[Figure content listings]
╔══
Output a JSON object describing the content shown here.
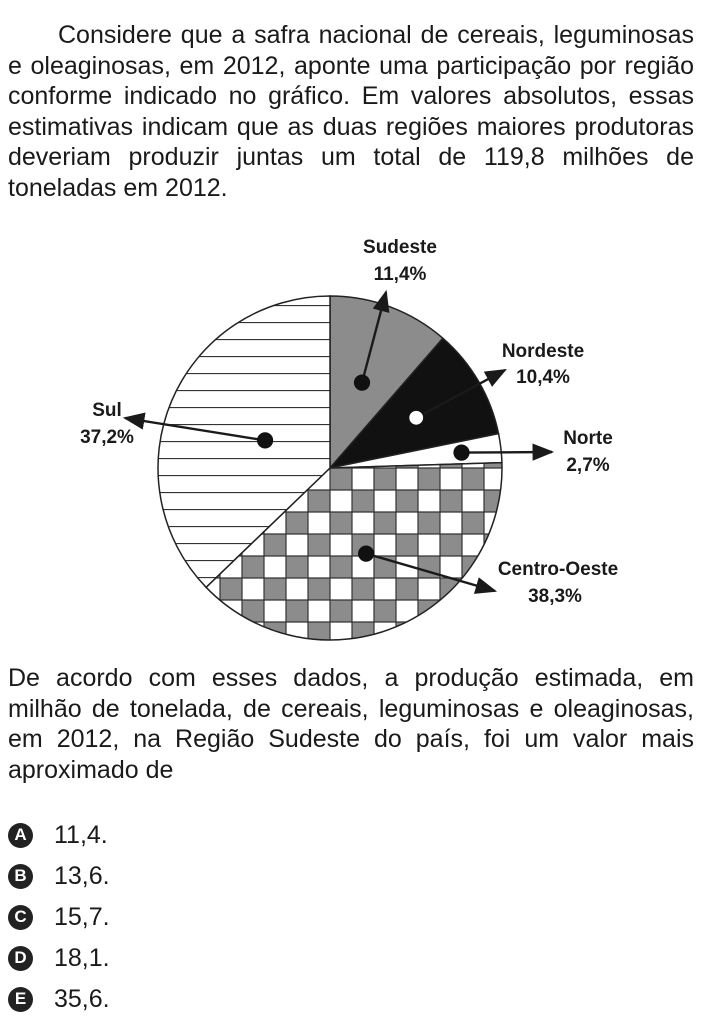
{
  "intro": "Considere que a safra nacional de cereais, leguminosas e oleaginosas, em 2012, aponte uma participação por região conforme indicado no gráfico. Em valores absolutos, essas estimativas indicam que as duas regiões maiores produtoras deveriam produzir juntas um total de 119,8 milhões de toneladas em 2012.",
  "question": "De acordo com esses dados, a produção estimada, em milhão de tonelada, de cereais, leguminosas e oleaginosas, em 2012, na Região Sudeste do país, foi um valor mais aproximado de",
  "options": [
    {
      "letter": "A",
      "text": "11,4."
    },
    {
      "letter": "B",
      "text": "13,6."
    },
    {
      "letter": "C",
      "text": "15,7."
    },
    {
      "letter": "D",
      "text": "18,1."
    },
    {
      "letter": "E",
      "text": "35,6."
    }
  ],
  "chart_data": {
    "type": "pie",
    "slices": [
      {
        "name": "Sudeste",
        "value": 11.4,
        "label": "11,4%",
        "fill": "gray"
      },
      {
        "name": "Nordeste",
        "value": 10.4,
        "label": "10,4%",
        "fill": "black"
      },
      {
        "name": "Norte",
        "value": 2.7,
        "label": "2,7%",
        "fill": "white"
      },
      {
        "name": "Centro-Oeste",
        "value": 38.3,
        "label": "38,3%",
        "fill": "checkered"
      },
      {
        "name": "Sul",
        "value": 37.2,
        "label": "37,2%",
        "fill": "horizontal-stripes"
      }
    ]
  }
}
╚══
Requirement => Filter the records above and return every line that holds the word "cereais".

Task response =>
  "intro": "Considere que a safra nacional de cereais, leguminosas e oleaginosas, em 2012, aponte uma participação por região conforme indicado no gráfico. Em valores absolutos, essas estimativas indicam que as duas regiões maiores produtoras deveriam produzir juntas um total de 119,8 milhões de toneladas em 2012.",
  "question": "De acordo com esses dados, a produção estimada, em milhão de tonelada, de cereais, leguminosas e oleaginosas, em 2012, na Região Sudeste do país, foi um valor mais aproximado de",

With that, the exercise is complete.